● **GOAL**
Exclude the pictures and retype the entries as written.

● **DATA EXTRACT**
---

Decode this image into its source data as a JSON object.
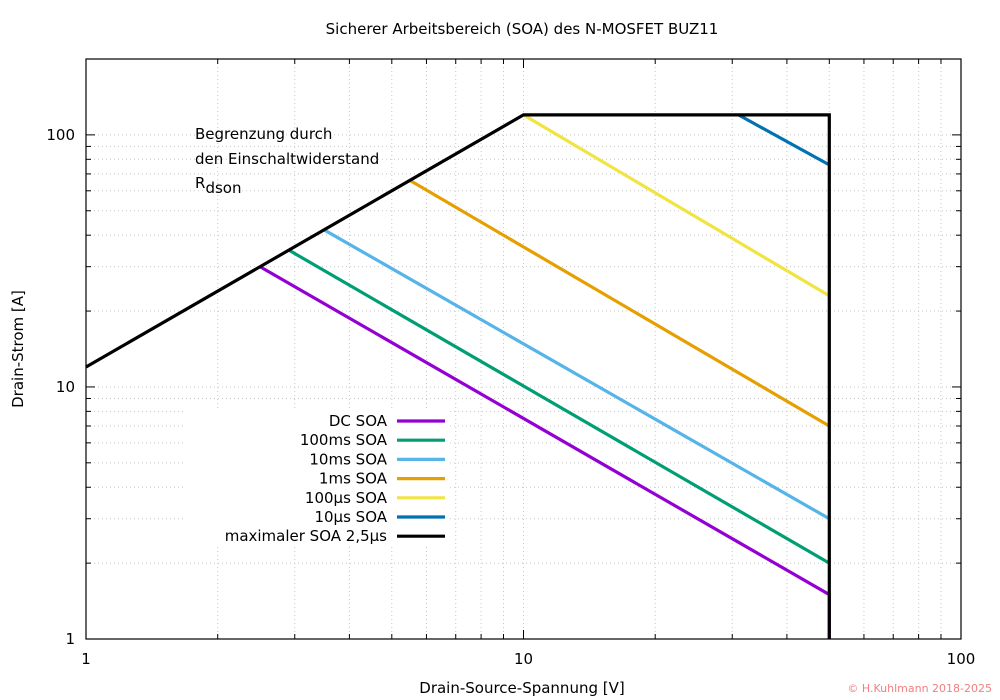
{
  "chart_data": {
    "type": "line",
    "title": "Sicherer Arbeitsbereich (SOA) des N-MOSFET BUZ11",
    "xlabel": "Drain-Source-Spannung [V]",
    "ylabel": "Drain-Strom [A]",
    "xscale": "log",
    "yscale": "log",
    "xlim": [
      1,
      100
    ],
    "ylim": [
      1,
      200
    ],
    "grid": true,
    "legend_position": "bottom-left",
    "x_ticks": [
      {
        "value": 1,
        "label": "1"
      },
      {
        "value": 10,
        "label": "10"
      },
      {
        "value": 100,
        "label": "100"
      }
    ],
    "y_ticks": [
      {
        "value": 1,
        "label": "1"
      },
      {
        "value": 10,
        "label": "10"
      },
      {
        "value": 100,
        "label": "100"
      }
    ],
    "annotation": {
      "lines": [
        "Begrenzung durch",
        "den Einschaltwiderstand"
      ],
      "rdson_main": "R",
      "rdson_sub": "dson"
    },
    "series": [
      {
        "name": "DC SOA",
        "color": "#9400d3",
        "points": [
          [
            2.5,
            30
          ],
          [
            50,
            1.5
          ],
          [
            50,
            1
          ]
        ]
      },
      {
        "name": "100ms SOA",
        "color": "#009e73",
        "points": [
          [
            2.9,
            35
          ],
          [
            50,
            2
          ]
        ]
      },
      {
        "name": "10ms SOA",
        "color": "#56b4e9",
        "points": [
          [
            3.5,
            42
          ],
          [
            50,
            3
          ]
        ]
      },
      {
        "name": "1ms SOA",
        "color": "#e69f00",
        "points": [
          [
            5.5,
            66
          ],
          [
            50,
            7
          ]
        ]
      },
      {
        "name": "100µs SOA",
        "color": "#f0e442",
        "points": [
          [
            10,
            120
          ],
          [
            50,
            23
          ]
        ]
      },
      {
        "name": "10µs SOA",
        "color": "#0072b2",
        "points": [
          [
            31,
            120
          ],
          [
            50,
            76
          ]
        ]
      },
      {
        "name": "maximaler SOA 2,5µs",
        "color": "#000000",
        "points": [
          [
            1,
            12
          ],
          [
            10,
            120
          ],
          [
            50,
            120
          ],
          [
            50,
            1
          ]
        ]
      }
    ]
  },
  "copyright": "© H.Kuhlmann 2018-2025"
}
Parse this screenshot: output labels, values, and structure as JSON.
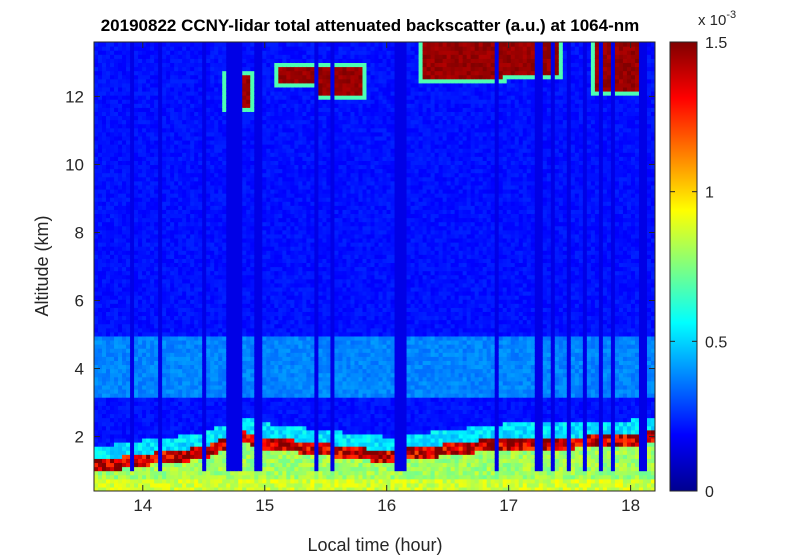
{
  "chart_data": {
    "type": "heatmap",
    "title": "20190822 CCNY-lidar total attenuated backscatter (a.u.) at 1064-nm",
    "xlabel": "Local time (hour)",
    "ylabel": "Altitude (km)",
    "xlim": [
      13.6,
      18.2
    ],
    "ylim": [
      0.4,
      13.6
    ],
    "xticks": [
      "14",
      "15",
      "16",
      "17",
      "18"
    ],
    "yticks": [
      "2",
      "4",
      "6",
      "8",
      "10",
      "12"
    ],
    "colorbar": {
      "min": 0,
      "max": 1.5,
      "ticks": [
        "0",
        "0.5",
        "1",
        "1.5"
      ],
      "exponent_base": "x 10",
      "exponent_power": "-3",
      "colormap": "jet"
    },
    "colors": {
      "low": "#00008f",
      "mid_low": "#0050ff",
      "mid": "#00ffff",
      "mid_high": "#ffff00",
      "high": "#ff0000",
      "max": "#800000"
    },
    "features": {
      "boundary_layer_top_km": [
        {
          "t": 13.6,
          "z": 1.3
        },
        {
          "t": 14.0,
          "z": 1.5
        },
        {
          "t": 14.5,
          "z": 1.7
        },
        {
          "t": 14.8,
          "z": 2.2
        },
        {
          "t": 15.0,
          "z": 2.0
        },
        {
          "t": 15.5,
          "z": 1.8
        },
        {
          "t": 16.0,
          "z": 1.6
        },
        {
          "t": 16.5,
          "z": 1.8
        },
        {
          "t": 17.0,
          "z": 2.0
        },
        {
          "t": 17.5,
          "z": 2.0
        },
        {
          "t": 18.0,
          "z": 2.1
        },
        {
          "t": 18.2,
          "z": 2.2
        }
      ],
      "residual_layer_km": [
        3.2,
        5.0
      ],
      "cirrus_patches": [
        {
          "t0": 14.7,
          "t1": 14.88,
          "z0": 11.7,
          "z1": 12.6
        },
        {
          "t0": 15.1,
          "t1": 15.42,
          "z0": 12.4,
          "z1": 12.9
        },
        {
          "t0": 15.45,
          "t1": 15.8,
          "z0": 12.1,
          "z1": 12.9
        },
        {
          "t0": 16.28,
          "t1": 16.95,
          "z0": 12.5,
          "z1": 13.6
        },
        {
          "t0": 16.95,
          "t1": 17.4,
          "z0": 12.6,
          "z1": 13.6
        },
        {
          "t0": 17.7,
          "t1": 18.1,
          "z0": 12.2,
          "z1": 13.6
        }
      ],
      "dropouts_hours": [
        13.9,
        14.15,
        14.5,
        14.72,
        14.78,
        14.95,
        15.42,
        15.56,
        16.1,
        16.13,
        16.9,
        17.25,
        17.35,
        17.5,
        17.62,
        17.75,
        17.85,
        18.1
      ]
    }
  }
}
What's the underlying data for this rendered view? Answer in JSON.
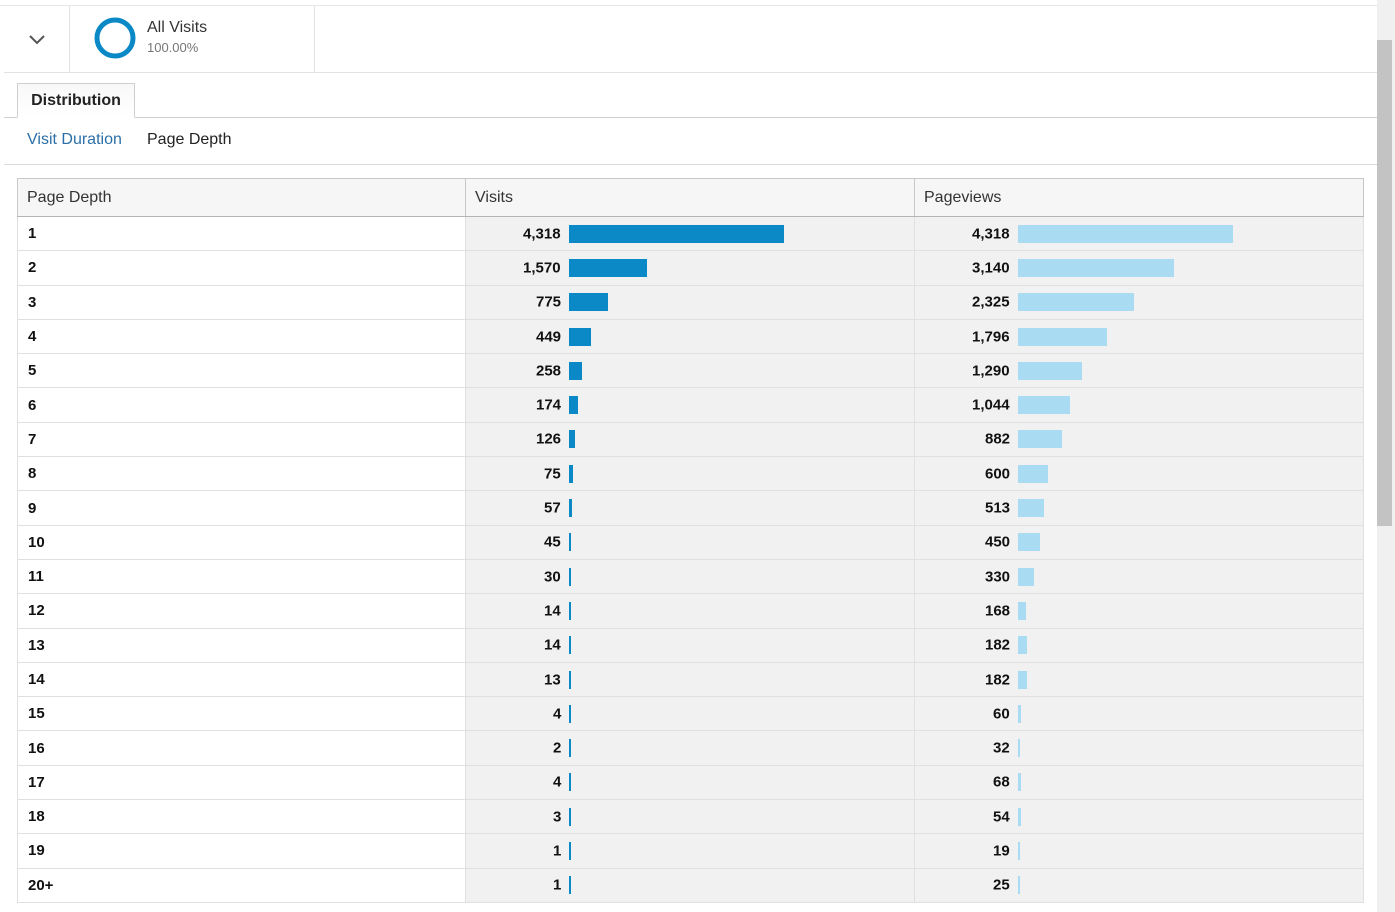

---

● **WRITTEN SOLUTION**
Decode this image into its source data as a JSON object.
{
  "chart_data": {
    "type": "line",
    "title": "Sicherer Arbeitsbereich (SOA) des N-MOSFET BUZ11",
    "xlabel": "Drain-Source-Spannung [V]",
    "ylabel": "Drain-Strom [A]",
    "xscale": "log",
    "yscale": "log",
    "xlim": [
      1,
      100
    ],
    "ylim": [
      1,
      200
    ],
    "grid": true,
    "legend_position": "bottom-left",
    "x_ticks": [
      {
        "value": 1,
        "label": "1"
      },
      {
        "value": 10,
        "label": "10"
      },
      {
        "value": 100,
        "label": "100"
      }
    ],
    "y_ticks": [
      {
        "value": 1,
        "label": "1"
      },
      {
        "value": 10,
        "label": "10"
      },
      {
        "value": 100,
        "label": "100"
      }
    ],
    "annotation": {
      "lines": [
        "Begrenzung durch",
        "den Einschaltwiderstand"
      ],
      "rdson_main": "R",
      "rdson_sub": "dson"
    },
    "series": [
      {
        "name": "DC SOA",
        "color": "#9400d3",
        "points": [
          [
            2.5,
            30
          ],
          [
            50,
            1.5
          ],
          [
            50,
            1
          ]
        ]
      },
      {
        "name": "100ms SOA",
        "color": "#009e73",
        "points": [
          [
            2.9,
            35
          ],
          [
            50,
            2
          ]
        ]
      },
      {
        "name": "10ms SOA",
        "color": "#56b4e9",
        "points": [
          [
            3.5,
            42
          ],
          [
            50,
            3
          ]
        ]
      },
      {
        "name": "1ms SOA",
        "color": "#e69f00",
        "points": [
          [
            5.5,
            66
          ],
          [
            50,
            7
          ]
        ]
      },
      {
        "name": "100µs SOA",
        "color": "#f0e442",
        "points": [
          [
            10,
            120
          ],
          [
            50,
            23
          ]
        ]
      },
      {
        "name": "10µs SOA",
        "color": "#0072b2",
        "points": [
          [
            31,
            120
          ],
          [
            50,
            76
          ]
        ]
      },
      {
        "name": "maximaler SOA 2,5µs",
        "color": "#000000",
        "points": [
          [
            1,
            12
          ],
          [
            10,
            120
          ],
          [
            50,
            120
          ],
          [
            50,
            1
          ]
        ]
      }
    ]
  },
  "copyright": "© H.Kuhlmann 2018-2025"
}
Parse this screenshot: output labels, values, and structure as JSON.
{
  "chart_data": {
    "type": "heatmap",
    "title": "20190822 CCNY-lidar total attenuated backscatter (a.u.) at 1064-nm",
    "xlabel": "Local time (hour)",
    "ylabel": "Altitude (km)",
    "xlim": [
      13.6,
      18.2
    ],
    "ylim": [
      0.4,
      13.6
    ],
    "xticks": [
      "14",
      "15",
      "16",
      "17",
      "18"
    ],
    "yticks": [
      "2",
      "4",
      "6",
      "8",
      "10",
      "12"
    ],
    "colorbar": {
      "min": 0,
      "max": 1.5,
      "ticks": [
        "0",
        "0.5",
        "1",
        "1.5"
      ],
      "exponent_base": "x 10",
      "exponent_power": "-3",
      "colormap": "jet"
    },
    "colors": {
      "low": "#00008f",
      "mid_low": "#0050ff",
      "mid": "#00ffff",
      "mid_high": "#ffff00",
      "high": "#ff0000",
      "max": "#800000"
    },
    "features": {
      "boundary_layer_top_km": [
        {
          "t": 13.6,
          "z": 1.3
        },
        {
          "t": 14.0,
          "z": 1.5
        },
        {
          "t": 14.5,
          "z": 1.7
        },
        {
          "t": 14.8,
          "z": 2.2
        },
        {
          "t": 15.0,
          "z": 2.0
        },
        {
          "t": 15.5,
          "z": 1.8
        },
        {
          "t": 16.0,
          "z": 1.6
        },
        {
          "t": 16.5,
          "z": 1.8
        },
        {
          "t": 17.0,
          "z": 2.0
        },
        {
          "t": 17.5,
          "z": 2.0
        },
        {
          "t": 18.0,
          "z": 2.1
        },
        {
          "t": 18.2,
          "z": 2.2
        }
      ],
      "residual_layer_km": [
        3.2,
        5.0
      ],
      "cirrus_patches": [
        {
          "t0": 14.7,
          "t1": 14.88,
          "z0": 11.7,
          "z1": 12.6
        },
        {
          "t0": 15.1,
          "t1": 15.42,
          "z0": 12.4,
          "z1": 12.9
        },
        {
          "t0": 15.45,
          "t1": 15.8,
          "z0": 12.1,
          "z1": 12.9
        },
        {
          "t0": 16.28,
          "t1": 16.95,
          "z0": 12.5,
          "z1": 13.6
        },
        {
          "t0": 16.95,
          "t1": 17.4,
          "z0": 12.6,
          "z1": 13.6
        },
        {
          "t0": 17.7,
          "t1": 18.1,
          "z0": 12.2,
          "z1": 13.6
        }
      ],
      "dropouts_hours": [
        13.9,
        14.15,
        14.5,
        14.72,
        14.78,
        14.95,
        15.42,
        15.56,
        16.1,
        16.13,
        16.9,
        17.25,
        17.35,
        17.5,
        17.62,
        17.75,
        17.85,
        18.1
      ]
    }
  }
}
What's the underlying data for this rendered view? Answer in JSON.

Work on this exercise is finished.